* _TEXTE_:
Tel était, à la veille de l’agression perse, l’état de choses en Grèce. Pour être complet, il faut ajouter pourtant quelques mots concernant trois institutions dont la forme un peu imprécise a longtemps dissimulé l’importance réelle. Et d’abord, l’oracle de Delphes. Apollon était censé s’y exprimer par la voix de la Pythie, femme sans culture, choisie par le collège des prêtres et dont les paroles étaient non seulement inspirées, mais recueillies et interprétées par eux. Or, en serrant de près l’histoire du sanctuaire delphique, on a reconnu qu’il y avait eu là une sorte de conservatoire de l’Hellénisme et d’Office directeur de ses énergies. J. de Crozals a pu dire en toute vérité que « pendant plusieurs siècles, il ne se fit rien de grand dans le monde grec que l’oracle de Delphes ne l’eût inspiré, prévu, favorisé… ». Cessons donc de ne voir là que superstitions et supercheries, car il convient de reconnaître que l’adoucissement des mœurs, le sentiment croissant de la dignité de l’homme libre, la stricte observation de la loi morale, le respect de la parole donnée, le développement des vertus sociales et de l’esprit d’entreprise furent les directives presque constantes des hommes remarquables qui siégeaient à Delphes. Ainsi s’expliquent l’extraordinaire renom dont bénéficiait l’oracle, le nombre et l’ampleur des ambassades qui venaient le consulter, les richesses enfin qui s’accumulaient autour de lui. C’est par là, du reste, que la corruption s’introduisit et que le déclin de son prestige s’affirma.

Tandis que le pur esprit hellénique rayonnait de la sorte des bords du golfe de Corinthe entretenant l’unité intellectuelle, le Conseil amphyctionique, avec moins de lustre mais guère moins d’efficacité, maintenait en contact les États grecs sur le terrain des intérêts matériels. Les amphyctionies, qui portaient le nom d’un personnage légendaire réputé leur fondateur, avaient été de bonne heure en usage. C’étaient des conventions entre deux ou plusieurs États, fixant certains points d’entente et visant en général à éviter des conflits ou à en limiter l’étendue. L’idée de trêve sacrée que le moyen-âge devait reprendre et utiliser était à la base de ces conventions. Par la suite, l’idée d’arbitrage y pénétra également. Avec le temps, les amphyctionies se ramenèrent à deux dont l’une s’assembla chaque printemps à Delphes et l’autre chaque automne aux Thermopyles. Puis, il n’y en eut plus qu’une seule qui revêtit dès lors le caractère d’une véritable confédération. Douze « peuples » en faisaient partie. Chaque groupe qui pouvait comprendre plusieurs États avait droit uniformément à deux voix. Rien de plus intéressant à suivre que le prudent travail du conseil ainsi formé. Ses membres semblent avoir eu pleine conscience de leur rôle à la fois étendu et restreint. L’esprit d’indépendance des cités était trop intense pour qu’il fût alors possible de leur superposer les rouages d’une direction fédérale complète. Mais on pouvait faciliter leurs relations, amortir leurs contacts, créer à leur usage une sorte de droit public. Le Conseil amphyctionique n’y manqua pas et lorsqu’on le voit, par exemple, prescrire aux belligérants des suspensions d’armes pour l’ensevelissement des morts ou bien interdire de couper les conduites d’eau ou de détruire les édifices ou encore spécifier qu’aucun monument commémoratif ne sera élevé par les vainqueurs d’une bataille livrée entre Hellènes, afin de ne pas attiser l’esprit de revanche, on comprend la part qui revient à l’influence amphyctionique dans le développement de la civilisation hellénique.

* _DONNÉES PRÉSENTÉES_:
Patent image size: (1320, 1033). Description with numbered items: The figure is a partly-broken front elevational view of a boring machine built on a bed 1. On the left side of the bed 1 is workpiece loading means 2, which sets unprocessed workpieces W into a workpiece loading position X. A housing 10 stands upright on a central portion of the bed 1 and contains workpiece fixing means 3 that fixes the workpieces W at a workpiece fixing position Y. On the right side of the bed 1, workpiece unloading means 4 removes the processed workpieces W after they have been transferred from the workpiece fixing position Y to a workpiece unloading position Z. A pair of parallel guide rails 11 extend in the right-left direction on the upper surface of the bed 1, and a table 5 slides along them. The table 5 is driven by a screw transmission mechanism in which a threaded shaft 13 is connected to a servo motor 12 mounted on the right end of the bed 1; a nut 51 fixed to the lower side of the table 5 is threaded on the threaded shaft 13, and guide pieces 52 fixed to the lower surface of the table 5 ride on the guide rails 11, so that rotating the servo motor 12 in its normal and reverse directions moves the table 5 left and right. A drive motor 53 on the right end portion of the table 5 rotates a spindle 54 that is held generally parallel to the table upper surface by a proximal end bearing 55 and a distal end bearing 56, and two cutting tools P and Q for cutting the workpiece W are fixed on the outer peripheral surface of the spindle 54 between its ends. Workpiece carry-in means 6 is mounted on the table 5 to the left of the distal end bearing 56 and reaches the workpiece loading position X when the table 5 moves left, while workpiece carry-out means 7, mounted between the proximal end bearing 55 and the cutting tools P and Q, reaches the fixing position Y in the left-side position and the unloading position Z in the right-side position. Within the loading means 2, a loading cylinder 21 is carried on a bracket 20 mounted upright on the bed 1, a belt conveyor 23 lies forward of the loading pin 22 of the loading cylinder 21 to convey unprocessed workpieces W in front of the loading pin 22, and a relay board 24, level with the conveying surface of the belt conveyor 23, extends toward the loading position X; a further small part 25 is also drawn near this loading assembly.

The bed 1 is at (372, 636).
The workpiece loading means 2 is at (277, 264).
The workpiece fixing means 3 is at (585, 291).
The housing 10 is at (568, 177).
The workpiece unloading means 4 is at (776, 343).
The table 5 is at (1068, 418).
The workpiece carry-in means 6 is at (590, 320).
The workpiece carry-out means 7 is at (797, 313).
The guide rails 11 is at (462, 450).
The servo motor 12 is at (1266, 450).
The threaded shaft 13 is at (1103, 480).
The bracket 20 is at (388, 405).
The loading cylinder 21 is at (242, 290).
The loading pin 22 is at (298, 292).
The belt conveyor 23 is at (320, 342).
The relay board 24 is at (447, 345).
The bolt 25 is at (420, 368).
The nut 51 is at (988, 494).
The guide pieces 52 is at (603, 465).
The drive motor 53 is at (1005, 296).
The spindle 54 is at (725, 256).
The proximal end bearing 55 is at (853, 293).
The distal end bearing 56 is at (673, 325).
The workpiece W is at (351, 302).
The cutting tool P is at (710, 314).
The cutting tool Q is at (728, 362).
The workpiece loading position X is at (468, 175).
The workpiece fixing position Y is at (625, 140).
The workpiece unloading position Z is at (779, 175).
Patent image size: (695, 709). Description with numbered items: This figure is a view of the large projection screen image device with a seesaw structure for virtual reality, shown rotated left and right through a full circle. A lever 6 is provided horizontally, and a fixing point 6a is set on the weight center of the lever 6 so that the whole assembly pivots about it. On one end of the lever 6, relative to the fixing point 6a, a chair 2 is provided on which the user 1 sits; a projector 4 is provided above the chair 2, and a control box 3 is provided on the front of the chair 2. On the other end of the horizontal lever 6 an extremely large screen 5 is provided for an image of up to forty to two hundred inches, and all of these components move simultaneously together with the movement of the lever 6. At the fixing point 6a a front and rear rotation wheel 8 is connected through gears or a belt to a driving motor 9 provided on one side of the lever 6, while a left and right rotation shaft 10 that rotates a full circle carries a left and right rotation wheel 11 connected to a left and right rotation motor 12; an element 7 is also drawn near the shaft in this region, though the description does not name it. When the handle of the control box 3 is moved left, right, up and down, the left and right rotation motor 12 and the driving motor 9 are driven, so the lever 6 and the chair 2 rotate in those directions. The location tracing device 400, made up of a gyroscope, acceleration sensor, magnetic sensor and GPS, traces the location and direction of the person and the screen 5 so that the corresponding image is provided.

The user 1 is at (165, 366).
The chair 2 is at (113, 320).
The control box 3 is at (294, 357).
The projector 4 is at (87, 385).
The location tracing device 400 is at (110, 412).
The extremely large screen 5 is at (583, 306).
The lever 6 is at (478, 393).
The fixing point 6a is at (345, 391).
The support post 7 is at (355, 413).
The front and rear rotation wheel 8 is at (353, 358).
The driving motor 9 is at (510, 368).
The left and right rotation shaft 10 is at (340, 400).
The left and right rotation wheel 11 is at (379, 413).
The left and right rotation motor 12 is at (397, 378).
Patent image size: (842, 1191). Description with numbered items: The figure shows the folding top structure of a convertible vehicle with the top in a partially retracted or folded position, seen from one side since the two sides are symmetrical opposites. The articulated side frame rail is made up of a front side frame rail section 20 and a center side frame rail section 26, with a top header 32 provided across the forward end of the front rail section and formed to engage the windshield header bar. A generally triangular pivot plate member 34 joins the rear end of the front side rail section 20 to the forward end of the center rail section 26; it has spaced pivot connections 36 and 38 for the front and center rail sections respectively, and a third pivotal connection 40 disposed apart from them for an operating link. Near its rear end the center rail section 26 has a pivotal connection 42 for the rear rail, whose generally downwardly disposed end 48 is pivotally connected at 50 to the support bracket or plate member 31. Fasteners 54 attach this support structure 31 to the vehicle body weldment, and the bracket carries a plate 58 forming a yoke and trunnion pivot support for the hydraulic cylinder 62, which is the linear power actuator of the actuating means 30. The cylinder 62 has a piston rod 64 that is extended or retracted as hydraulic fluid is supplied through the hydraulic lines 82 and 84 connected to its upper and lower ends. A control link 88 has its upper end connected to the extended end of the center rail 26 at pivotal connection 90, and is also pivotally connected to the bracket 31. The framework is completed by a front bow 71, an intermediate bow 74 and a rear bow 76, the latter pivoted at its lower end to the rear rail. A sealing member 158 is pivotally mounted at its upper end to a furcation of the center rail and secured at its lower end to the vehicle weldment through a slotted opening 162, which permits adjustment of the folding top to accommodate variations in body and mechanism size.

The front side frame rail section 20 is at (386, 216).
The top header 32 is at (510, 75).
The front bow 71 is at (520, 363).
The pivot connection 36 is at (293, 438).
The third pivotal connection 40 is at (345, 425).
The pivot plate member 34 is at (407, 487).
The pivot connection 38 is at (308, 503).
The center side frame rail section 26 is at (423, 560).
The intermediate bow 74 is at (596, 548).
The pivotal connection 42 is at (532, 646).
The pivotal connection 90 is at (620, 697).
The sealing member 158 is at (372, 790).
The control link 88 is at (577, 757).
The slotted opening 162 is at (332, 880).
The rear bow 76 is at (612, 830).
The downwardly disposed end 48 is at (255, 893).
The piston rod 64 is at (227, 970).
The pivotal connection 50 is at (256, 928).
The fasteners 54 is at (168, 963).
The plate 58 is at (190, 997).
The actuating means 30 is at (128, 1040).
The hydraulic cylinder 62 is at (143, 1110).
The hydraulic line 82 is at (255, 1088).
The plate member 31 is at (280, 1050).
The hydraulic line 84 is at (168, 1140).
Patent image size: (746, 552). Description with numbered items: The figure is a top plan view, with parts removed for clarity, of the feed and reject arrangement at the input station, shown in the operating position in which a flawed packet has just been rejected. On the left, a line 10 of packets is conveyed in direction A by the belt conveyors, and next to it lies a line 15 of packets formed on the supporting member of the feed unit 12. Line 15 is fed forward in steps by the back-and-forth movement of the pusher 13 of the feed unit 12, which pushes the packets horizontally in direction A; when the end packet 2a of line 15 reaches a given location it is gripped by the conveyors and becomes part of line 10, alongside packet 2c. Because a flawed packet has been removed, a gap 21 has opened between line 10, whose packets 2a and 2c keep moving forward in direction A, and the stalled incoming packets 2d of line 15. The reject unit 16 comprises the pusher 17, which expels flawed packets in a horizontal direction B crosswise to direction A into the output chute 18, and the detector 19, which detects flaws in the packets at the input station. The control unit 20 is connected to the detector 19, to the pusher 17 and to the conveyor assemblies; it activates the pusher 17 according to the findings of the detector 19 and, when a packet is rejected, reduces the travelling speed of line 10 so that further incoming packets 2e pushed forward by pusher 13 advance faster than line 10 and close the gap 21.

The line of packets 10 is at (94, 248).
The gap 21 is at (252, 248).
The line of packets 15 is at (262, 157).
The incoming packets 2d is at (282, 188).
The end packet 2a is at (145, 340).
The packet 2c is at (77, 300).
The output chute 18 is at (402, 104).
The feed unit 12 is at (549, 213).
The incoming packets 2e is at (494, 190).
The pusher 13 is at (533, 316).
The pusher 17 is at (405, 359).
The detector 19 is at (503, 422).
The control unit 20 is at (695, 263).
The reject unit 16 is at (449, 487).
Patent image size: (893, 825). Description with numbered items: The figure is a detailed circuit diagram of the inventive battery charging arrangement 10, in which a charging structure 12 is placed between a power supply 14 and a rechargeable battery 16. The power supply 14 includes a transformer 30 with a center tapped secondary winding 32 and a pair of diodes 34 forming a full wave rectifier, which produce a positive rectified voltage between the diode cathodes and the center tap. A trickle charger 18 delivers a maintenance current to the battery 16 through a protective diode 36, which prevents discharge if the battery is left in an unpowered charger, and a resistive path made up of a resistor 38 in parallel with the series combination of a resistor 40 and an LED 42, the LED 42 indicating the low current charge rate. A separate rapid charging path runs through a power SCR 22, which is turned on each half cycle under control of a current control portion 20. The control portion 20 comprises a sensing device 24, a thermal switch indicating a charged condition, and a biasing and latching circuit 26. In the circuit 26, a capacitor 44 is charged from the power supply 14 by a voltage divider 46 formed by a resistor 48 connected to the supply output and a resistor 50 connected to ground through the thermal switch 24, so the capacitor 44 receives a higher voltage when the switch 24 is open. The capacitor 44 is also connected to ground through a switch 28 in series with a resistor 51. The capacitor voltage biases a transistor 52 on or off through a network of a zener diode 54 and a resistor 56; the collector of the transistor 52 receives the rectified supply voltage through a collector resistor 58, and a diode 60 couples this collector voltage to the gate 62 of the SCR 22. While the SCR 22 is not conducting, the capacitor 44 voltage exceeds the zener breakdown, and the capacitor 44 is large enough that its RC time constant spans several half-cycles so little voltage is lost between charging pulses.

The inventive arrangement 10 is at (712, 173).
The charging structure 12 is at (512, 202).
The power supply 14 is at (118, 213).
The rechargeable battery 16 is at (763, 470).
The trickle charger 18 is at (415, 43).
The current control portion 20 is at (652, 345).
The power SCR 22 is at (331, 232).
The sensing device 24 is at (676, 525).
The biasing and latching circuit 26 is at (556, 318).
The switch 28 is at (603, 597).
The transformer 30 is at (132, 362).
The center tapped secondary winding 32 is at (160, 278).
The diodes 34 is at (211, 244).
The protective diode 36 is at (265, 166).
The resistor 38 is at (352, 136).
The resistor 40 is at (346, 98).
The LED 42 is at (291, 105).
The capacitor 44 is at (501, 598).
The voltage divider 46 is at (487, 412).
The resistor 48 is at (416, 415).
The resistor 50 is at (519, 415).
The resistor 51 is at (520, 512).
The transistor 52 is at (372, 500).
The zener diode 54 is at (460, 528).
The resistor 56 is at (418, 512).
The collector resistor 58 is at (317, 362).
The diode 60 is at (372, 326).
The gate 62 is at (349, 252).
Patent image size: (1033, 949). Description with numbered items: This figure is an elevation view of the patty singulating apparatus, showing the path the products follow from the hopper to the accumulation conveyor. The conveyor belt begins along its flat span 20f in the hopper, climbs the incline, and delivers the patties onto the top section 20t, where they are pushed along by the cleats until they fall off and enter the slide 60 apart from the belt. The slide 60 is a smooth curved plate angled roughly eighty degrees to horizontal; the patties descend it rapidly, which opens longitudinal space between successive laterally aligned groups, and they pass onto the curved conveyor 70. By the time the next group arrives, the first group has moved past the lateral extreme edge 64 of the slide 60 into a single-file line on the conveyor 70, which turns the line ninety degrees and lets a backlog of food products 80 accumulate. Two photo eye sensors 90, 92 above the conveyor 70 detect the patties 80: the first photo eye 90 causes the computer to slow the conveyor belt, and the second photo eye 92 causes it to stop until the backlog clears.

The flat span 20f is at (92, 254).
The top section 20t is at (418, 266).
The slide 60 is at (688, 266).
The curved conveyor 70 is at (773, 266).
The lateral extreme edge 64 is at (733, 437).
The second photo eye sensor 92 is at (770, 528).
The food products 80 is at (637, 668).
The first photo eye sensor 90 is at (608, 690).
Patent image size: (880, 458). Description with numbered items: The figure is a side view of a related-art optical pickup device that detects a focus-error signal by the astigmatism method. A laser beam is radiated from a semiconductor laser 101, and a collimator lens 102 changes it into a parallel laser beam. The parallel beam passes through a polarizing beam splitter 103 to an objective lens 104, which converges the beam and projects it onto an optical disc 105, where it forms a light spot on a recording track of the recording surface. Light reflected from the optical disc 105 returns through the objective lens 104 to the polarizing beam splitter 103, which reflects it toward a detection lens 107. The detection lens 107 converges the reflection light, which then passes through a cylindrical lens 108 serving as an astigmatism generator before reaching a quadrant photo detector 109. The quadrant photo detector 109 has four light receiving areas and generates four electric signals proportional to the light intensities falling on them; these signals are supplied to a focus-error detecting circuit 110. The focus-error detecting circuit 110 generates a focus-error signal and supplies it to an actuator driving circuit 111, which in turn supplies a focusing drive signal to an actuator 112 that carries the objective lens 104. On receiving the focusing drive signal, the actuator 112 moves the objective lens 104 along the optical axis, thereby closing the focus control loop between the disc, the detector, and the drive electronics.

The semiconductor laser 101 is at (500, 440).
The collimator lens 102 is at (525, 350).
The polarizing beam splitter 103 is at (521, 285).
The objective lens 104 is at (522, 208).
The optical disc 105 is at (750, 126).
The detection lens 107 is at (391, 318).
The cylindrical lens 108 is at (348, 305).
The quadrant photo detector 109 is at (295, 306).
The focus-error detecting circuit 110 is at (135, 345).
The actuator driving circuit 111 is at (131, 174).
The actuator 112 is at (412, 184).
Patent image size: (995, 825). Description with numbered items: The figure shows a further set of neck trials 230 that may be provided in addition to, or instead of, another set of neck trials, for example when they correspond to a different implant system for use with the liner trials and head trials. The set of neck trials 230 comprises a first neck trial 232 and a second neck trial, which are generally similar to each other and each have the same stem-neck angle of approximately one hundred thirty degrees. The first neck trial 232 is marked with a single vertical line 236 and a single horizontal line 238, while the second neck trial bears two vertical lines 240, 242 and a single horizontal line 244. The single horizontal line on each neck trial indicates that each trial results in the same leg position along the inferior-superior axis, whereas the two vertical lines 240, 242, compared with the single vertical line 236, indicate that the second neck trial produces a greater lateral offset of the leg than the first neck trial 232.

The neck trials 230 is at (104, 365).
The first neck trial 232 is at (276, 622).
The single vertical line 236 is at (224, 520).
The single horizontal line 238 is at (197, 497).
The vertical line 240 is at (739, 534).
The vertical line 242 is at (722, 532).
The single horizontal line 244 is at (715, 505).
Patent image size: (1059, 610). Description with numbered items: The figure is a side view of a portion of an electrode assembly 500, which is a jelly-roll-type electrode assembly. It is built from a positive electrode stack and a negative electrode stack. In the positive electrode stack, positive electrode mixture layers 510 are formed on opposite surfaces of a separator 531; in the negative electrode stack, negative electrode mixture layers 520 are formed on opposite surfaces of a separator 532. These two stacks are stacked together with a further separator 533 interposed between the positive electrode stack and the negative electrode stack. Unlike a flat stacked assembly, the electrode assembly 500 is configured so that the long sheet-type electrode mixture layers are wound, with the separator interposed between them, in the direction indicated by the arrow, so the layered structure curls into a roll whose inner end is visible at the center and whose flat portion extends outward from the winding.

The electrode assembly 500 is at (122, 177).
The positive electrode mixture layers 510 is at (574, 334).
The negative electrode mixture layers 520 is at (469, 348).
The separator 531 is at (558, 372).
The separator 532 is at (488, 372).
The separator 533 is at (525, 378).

* _CONSIGNES À EXÉCUTER_:
(a) Indiquez si chacun des énoncés suivants s'accorde avec le texte sur l'oracle de Delphes et le Conseil amphyctionique, en répondant par oui ou par non et en citant les mots décisifs du texte. (i) La Pythie était désignée par le collège des prêtres. (ii) Au sein du Conseil, chaque groupe disposait d'un nombre de voix proportionnel à son importance. (iii) L'une des deux amphyctionies se réunissait chaque automne aux Thermopyles.
(b) Reprenez le texte sur l'oracle de Delphes et le Conseil amphyctionique à la suite de sa dernière phrase.

* _RÉPONSES DE L'EXERCICE_:
(a)
(i) Oui : « choisie par le collège des prêtres ».
(ii) Non : « Chaque groupe qui pouvait comprendre plusieurs États avait droit uniformément à deux voix. »
(iii) Oui : « l’autre chaque automne aux Thermopyles ».

(b)
La troisième des institutions dont nous parlons est la plus connue, mais non point la mieux comprise. Il s’agit des grands Jeux périodiques : les Jeux Isthmiques, Néméens, Pythiques qui se tenaient dans les régions de Corinthe, de Némée, de Cressa et surtout les Jeux olympiques que l’on célébrait à Olympie tous les quatre ans. L’union intime du sport et de la religion qui caractérisait ces fêtes a déconcerté la postérité, troublée d’ailleurs par leur apparente origine dorienne. Les Doriens cultivaient la gymnastique en raison de son utilité corporelle, disciplinaire, militaire ; et cela explique que les termes techniques en fussent généralement empruntés à leur dialecte. Mais bien avant leur arrivée en Grèce, s’y était manifestée la présence de l’instinct sportif. Les Hellènes du temps de l’Iliade apercevaient déjà dans le sport une marque de noblesse pour qui s’y adonne et « une façon d’honorer les Dieux ». « La plus grande gloire pour un homme, dit un héros de l’Odyssée, est d’exercer ses pieds et ses mains. » Et ils comparaient le non-sportif à celui qui, sur un bateau « n’aurait souci que du gain et des provisions ». En somme, deux conceptions de l’exercice physique que, depuis, on a souvent cherché à concilier et vainement car elles sont opposées. Ce fut l’hellénique qui l’emporta sur la dorienne. Non seulement les Jeux olympiques se pénétrèrent — et très rapidement — d’esprit sportif, mais à cause de cela, Sparte finit par s’en désintéresser et s’abstenir plus ou moins d’y prendre part. Or c’étaient là comme les assises ethniques de l’hellénisme. La race s’y retrouvait par dessus les inimitiés de famille, les rivalités d’intérêt momentanément oubliées. Elle s’y retrempait dans la conscience de son unité et s’y fortifiait dans la foi en son destin.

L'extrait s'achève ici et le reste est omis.